- [Task to complete]
Read the lines that follow and pick out every one containing the word "user".

- [Task data]
---+---
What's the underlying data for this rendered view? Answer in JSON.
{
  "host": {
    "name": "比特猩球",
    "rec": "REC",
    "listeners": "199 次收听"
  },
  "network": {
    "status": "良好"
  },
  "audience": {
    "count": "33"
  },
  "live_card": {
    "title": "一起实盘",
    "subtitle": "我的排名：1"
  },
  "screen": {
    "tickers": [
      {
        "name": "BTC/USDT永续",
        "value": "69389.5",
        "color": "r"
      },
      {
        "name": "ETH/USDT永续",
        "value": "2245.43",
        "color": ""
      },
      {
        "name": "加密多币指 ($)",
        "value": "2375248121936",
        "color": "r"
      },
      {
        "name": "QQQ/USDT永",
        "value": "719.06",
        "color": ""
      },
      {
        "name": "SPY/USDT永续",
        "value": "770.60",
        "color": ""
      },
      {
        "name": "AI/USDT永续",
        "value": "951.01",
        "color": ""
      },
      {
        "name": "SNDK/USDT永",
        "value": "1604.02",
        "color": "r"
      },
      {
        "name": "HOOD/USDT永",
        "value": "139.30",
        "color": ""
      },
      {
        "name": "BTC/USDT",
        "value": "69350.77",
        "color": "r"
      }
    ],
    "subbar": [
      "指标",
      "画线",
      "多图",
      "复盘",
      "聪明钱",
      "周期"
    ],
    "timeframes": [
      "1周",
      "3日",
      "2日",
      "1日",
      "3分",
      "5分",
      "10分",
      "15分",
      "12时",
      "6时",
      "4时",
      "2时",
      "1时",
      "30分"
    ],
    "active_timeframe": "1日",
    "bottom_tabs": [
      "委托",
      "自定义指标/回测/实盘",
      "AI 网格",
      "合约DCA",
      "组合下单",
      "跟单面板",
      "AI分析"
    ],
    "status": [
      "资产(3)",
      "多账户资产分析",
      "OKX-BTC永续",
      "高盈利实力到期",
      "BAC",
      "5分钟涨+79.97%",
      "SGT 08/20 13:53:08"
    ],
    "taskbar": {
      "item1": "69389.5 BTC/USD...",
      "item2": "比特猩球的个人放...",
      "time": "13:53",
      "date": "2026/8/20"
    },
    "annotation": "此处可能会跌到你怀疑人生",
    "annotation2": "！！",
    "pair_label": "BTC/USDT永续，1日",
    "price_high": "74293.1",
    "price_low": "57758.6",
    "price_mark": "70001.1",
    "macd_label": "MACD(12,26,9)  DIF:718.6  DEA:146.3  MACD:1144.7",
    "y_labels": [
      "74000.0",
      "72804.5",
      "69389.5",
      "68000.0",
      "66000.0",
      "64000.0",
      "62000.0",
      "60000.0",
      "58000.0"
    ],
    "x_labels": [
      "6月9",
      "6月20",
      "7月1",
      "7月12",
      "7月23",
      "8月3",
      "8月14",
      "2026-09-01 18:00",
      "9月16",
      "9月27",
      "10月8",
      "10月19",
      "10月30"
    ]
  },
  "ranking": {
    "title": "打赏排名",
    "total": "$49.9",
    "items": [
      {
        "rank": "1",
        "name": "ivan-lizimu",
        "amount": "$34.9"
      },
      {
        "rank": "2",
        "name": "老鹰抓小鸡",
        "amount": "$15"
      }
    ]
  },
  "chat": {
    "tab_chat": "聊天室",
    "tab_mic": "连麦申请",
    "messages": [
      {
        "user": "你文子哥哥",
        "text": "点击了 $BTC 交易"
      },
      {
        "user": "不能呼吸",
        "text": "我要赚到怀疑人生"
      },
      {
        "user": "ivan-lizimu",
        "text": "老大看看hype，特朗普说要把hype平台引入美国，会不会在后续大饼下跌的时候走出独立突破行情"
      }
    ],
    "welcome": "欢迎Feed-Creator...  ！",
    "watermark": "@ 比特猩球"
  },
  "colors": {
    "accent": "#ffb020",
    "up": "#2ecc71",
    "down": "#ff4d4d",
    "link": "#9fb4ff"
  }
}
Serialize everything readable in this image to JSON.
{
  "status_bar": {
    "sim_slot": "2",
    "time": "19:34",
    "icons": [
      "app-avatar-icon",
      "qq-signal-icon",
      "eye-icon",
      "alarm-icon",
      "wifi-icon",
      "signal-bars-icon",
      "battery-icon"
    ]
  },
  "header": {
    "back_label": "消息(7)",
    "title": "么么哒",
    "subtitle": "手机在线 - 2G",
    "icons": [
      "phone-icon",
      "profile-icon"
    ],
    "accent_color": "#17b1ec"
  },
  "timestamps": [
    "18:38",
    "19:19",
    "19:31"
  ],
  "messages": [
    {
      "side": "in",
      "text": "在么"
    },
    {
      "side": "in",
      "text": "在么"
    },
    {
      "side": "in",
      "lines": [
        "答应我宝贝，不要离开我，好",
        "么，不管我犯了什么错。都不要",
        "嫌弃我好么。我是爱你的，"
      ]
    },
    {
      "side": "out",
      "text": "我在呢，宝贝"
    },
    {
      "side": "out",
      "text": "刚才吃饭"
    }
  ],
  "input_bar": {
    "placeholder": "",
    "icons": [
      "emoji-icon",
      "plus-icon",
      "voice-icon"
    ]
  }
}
---+---
- [Solution to this problem]
        "user": "你文子哥哥",
        "user": "不能呼吸",
        "user": "ivan-lizimu",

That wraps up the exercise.